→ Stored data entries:
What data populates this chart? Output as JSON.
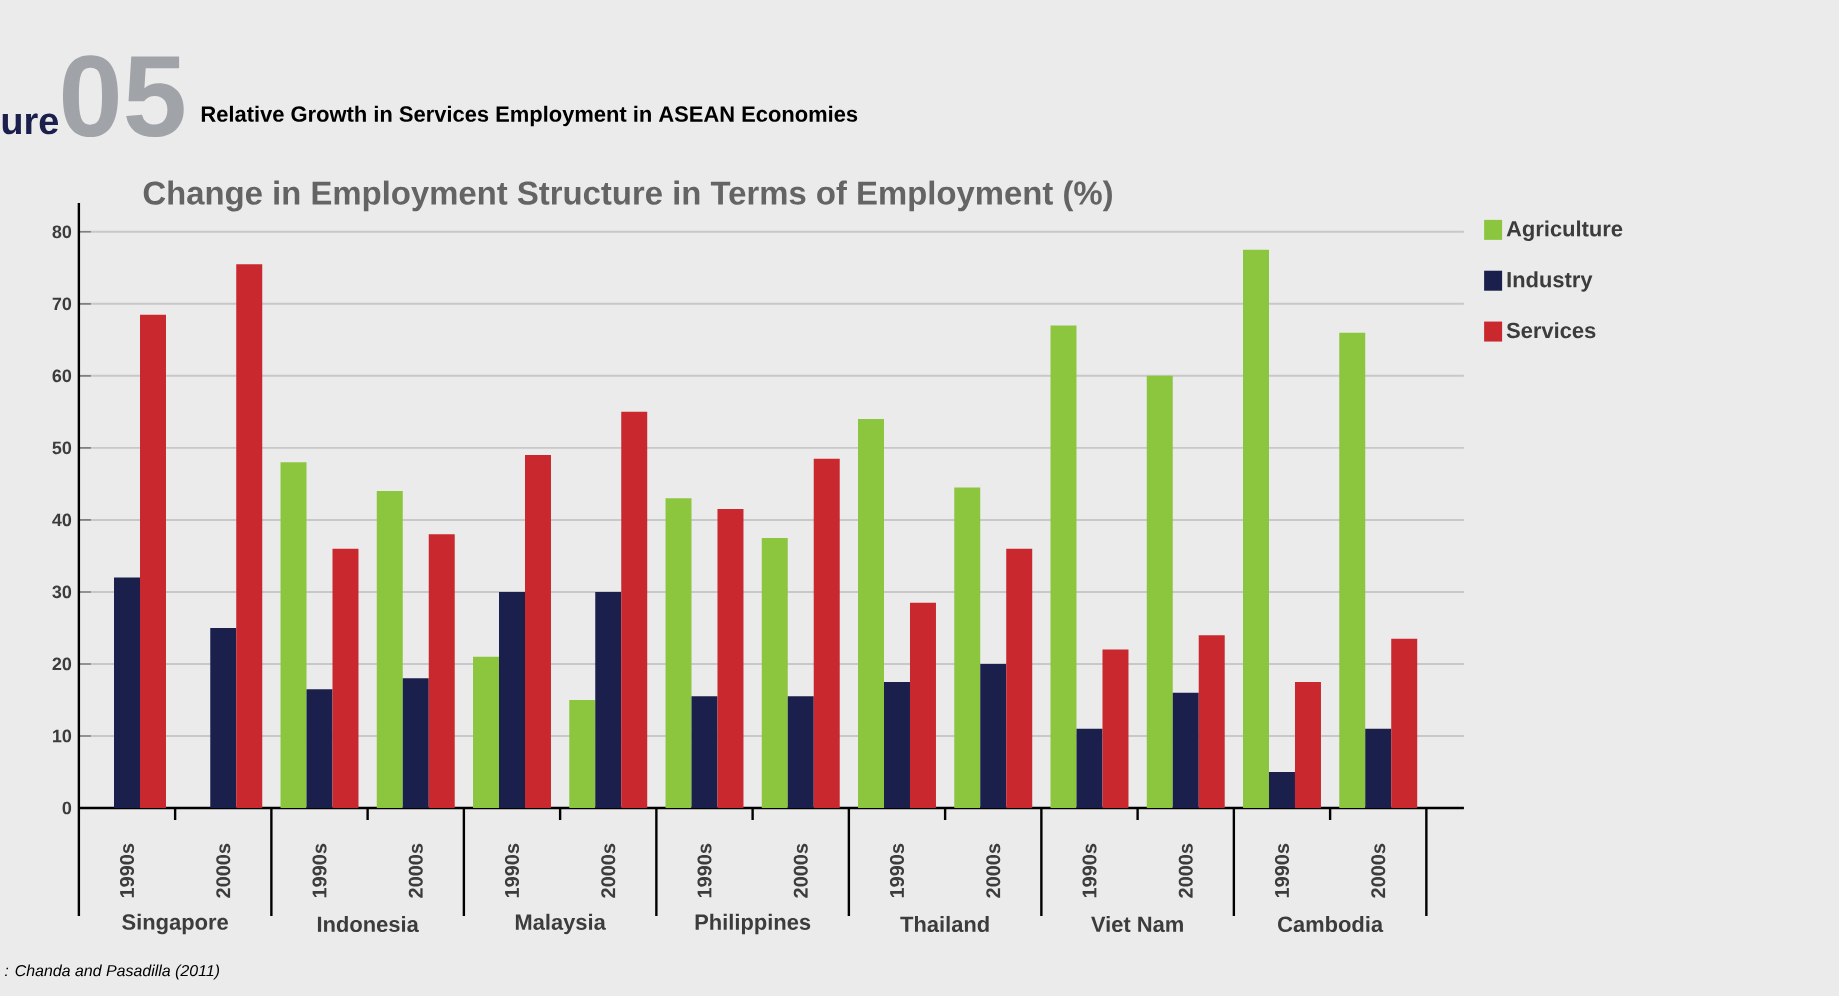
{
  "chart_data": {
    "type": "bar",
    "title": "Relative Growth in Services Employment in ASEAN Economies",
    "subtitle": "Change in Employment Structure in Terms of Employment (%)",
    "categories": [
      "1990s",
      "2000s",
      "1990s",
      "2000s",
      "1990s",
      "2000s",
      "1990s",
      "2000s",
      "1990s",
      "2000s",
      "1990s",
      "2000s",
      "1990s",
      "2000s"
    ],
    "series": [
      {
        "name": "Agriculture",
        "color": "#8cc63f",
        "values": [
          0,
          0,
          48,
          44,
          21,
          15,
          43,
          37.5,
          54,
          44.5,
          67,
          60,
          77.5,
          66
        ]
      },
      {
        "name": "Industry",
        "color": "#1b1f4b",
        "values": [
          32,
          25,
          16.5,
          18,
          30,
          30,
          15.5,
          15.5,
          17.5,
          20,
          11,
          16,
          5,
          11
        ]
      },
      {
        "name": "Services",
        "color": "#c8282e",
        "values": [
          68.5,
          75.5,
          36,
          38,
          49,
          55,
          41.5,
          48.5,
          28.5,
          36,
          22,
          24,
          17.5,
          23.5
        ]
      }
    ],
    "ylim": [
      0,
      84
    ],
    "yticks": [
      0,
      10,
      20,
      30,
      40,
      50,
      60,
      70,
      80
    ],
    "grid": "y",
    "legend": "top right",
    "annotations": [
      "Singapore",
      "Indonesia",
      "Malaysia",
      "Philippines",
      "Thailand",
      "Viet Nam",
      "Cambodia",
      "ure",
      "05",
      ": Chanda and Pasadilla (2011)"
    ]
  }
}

→ Task instructions: Going through the records above, state how many lines carry "Services", with no other text.

→ Result of the exercise: 2